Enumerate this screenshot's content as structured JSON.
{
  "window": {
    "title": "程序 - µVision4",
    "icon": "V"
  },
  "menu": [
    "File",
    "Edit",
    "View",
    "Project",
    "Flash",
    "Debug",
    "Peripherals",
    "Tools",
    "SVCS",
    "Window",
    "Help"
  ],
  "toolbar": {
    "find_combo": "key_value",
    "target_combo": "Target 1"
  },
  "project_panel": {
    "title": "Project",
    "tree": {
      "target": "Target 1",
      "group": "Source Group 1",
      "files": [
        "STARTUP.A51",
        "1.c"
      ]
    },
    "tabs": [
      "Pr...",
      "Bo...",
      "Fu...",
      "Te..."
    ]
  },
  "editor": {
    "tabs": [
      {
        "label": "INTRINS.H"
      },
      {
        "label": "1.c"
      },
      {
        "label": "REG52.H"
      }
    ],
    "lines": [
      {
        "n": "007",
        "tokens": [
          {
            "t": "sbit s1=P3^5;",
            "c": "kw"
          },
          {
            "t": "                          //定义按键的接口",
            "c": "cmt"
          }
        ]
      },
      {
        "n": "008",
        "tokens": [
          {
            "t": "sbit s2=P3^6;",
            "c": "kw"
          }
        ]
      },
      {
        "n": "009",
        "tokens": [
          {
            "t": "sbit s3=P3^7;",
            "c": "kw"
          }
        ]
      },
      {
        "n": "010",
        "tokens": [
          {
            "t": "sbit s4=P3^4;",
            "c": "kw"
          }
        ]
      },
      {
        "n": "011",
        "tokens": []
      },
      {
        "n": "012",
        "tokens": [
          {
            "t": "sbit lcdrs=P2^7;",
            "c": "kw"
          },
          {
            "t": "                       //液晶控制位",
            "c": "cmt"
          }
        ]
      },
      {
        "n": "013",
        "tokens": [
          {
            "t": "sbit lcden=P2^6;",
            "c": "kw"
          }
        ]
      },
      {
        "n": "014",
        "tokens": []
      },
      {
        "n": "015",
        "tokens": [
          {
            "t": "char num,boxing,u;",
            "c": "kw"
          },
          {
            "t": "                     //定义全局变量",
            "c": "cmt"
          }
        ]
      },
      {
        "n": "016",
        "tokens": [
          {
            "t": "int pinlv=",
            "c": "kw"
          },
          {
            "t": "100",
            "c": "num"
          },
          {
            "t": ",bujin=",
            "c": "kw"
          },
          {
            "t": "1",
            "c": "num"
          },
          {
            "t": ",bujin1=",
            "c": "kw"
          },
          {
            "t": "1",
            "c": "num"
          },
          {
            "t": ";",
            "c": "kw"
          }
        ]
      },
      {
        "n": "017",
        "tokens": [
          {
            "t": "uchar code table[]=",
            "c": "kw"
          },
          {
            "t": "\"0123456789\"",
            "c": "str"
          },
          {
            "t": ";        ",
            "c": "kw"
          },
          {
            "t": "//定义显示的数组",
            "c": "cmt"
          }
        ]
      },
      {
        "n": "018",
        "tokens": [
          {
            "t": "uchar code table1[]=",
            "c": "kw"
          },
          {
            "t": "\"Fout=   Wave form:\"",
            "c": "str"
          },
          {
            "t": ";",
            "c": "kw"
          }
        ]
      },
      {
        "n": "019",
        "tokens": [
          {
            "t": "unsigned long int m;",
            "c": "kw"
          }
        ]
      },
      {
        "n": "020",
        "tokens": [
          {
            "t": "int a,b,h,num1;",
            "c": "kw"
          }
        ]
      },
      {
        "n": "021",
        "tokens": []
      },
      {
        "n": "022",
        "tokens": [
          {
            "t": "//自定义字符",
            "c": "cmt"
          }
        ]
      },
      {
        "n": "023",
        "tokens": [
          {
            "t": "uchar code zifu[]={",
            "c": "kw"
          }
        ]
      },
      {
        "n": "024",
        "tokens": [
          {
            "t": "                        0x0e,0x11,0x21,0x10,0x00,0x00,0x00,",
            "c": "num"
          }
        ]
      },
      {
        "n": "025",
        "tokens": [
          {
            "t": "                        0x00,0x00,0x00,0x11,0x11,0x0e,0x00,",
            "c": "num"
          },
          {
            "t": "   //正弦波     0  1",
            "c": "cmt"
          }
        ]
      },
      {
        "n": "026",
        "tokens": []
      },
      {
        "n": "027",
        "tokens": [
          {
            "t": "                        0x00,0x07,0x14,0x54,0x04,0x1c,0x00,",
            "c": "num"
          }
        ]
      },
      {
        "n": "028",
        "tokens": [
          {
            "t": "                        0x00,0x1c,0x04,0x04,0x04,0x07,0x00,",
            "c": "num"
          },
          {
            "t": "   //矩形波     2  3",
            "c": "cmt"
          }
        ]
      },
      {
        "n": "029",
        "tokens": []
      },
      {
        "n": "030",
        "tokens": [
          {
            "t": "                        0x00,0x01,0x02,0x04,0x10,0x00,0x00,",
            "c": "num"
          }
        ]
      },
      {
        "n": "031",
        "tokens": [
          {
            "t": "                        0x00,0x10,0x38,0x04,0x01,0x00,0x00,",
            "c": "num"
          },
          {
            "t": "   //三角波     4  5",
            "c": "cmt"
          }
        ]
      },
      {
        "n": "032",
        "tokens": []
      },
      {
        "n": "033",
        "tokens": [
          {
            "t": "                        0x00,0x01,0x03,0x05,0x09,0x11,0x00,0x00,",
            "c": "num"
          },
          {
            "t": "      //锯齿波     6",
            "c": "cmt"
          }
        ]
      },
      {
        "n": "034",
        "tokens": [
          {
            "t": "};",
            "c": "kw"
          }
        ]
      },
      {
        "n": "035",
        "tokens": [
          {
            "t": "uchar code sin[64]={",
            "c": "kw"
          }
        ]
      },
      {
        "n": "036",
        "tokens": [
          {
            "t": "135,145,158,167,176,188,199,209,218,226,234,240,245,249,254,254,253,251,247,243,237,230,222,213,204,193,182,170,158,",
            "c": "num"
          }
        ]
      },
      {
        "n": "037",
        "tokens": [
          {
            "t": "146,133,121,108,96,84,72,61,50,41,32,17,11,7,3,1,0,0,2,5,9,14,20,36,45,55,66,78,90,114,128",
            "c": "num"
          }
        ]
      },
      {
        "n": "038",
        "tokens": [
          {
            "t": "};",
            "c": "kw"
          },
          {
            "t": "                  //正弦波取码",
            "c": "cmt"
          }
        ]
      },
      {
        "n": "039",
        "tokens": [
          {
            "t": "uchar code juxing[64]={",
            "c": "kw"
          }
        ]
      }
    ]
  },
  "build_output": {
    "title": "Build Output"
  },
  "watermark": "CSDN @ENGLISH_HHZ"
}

════════════════

> Short problem
Show all lines from the records above where the word "sbit" occurs.

> Output of the exercise
            "t": "sbit s1=P3^5;",
            "t": "sbit s2=P3^6;",
            "t": "sbit s3=P3^7;",
            "t": "sbit s4=P3^4;",
            "t": "sbit lcdrs=P2^7;",
            "t": "sbit lcden=P2^6;",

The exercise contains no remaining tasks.